Short task: Reproduce the material below word for word, starting at its first line and ending with the line that contains "- bar-3: 43 53 4: [332, 115, 389, 353]", including that line.

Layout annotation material

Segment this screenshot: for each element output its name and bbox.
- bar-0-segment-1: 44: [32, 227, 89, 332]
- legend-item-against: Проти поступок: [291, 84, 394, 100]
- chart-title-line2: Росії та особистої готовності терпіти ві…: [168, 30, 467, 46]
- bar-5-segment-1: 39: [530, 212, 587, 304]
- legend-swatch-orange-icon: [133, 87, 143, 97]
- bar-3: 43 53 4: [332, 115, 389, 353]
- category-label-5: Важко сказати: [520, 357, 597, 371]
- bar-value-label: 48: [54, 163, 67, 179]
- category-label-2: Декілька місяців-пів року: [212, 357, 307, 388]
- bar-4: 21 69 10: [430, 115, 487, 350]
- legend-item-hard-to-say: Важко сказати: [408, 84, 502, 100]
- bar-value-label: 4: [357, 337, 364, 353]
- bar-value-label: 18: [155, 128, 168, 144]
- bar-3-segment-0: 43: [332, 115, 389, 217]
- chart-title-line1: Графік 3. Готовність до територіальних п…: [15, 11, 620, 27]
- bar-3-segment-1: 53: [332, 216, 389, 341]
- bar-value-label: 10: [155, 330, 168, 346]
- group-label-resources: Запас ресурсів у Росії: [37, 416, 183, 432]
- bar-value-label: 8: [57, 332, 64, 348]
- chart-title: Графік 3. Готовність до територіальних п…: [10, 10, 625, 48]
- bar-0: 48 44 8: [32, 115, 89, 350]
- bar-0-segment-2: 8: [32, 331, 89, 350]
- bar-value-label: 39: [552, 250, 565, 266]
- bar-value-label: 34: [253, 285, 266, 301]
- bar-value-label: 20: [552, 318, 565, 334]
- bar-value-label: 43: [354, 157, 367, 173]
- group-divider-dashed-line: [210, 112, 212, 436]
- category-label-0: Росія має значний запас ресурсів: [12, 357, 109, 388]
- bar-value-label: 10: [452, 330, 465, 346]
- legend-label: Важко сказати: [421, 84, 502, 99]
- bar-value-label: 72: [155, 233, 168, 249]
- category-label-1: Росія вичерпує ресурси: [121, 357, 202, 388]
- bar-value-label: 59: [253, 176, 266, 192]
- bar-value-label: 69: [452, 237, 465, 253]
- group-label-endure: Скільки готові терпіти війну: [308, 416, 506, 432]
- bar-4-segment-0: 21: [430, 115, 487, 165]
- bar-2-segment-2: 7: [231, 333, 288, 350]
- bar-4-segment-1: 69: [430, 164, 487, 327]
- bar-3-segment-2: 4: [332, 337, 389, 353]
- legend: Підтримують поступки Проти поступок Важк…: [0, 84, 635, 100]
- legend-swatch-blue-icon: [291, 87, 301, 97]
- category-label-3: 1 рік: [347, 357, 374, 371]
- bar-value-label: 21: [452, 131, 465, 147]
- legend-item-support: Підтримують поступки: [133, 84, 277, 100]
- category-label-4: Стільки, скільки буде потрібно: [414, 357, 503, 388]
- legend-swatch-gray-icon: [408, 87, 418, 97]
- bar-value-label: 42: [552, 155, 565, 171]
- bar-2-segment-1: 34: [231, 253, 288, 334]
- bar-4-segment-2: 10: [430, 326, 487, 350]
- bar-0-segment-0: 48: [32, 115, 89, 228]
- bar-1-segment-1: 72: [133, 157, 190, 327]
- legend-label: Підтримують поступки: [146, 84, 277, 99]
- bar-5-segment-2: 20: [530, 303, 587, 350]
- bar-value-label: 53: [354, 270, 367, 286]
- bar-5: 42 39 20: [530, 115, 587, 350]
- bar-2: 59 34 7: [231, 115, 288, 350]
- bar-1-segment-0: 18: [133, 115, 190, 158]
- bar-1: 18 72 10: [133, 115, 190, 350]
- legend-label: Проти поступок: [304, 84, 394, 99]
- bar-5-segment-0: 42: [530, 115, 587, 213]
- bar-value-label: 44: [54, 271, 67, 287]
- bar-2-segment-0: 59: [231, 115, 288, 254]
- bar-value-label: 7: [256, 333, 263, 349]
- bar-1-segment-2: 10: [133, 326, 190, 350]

Result for this task:
Segment this screenshot: for each element output its name and bbox.
- bar-0-segment-1: 44: [32, 227, 89, 332]
- legend-item-against: Проти поступок: [291, 84, 394, 100]
- chart-title-line2: Росії та особистої готовності терпіти ві…: [168, 30, 467, 46]
- bar-5-segment-1: 39: [530, 212, 587, 304]
- legend-swatch-orange-icon: [133, 87, 143, 97]
- bar-3: 43 53 4: [332, 115, 389, 353]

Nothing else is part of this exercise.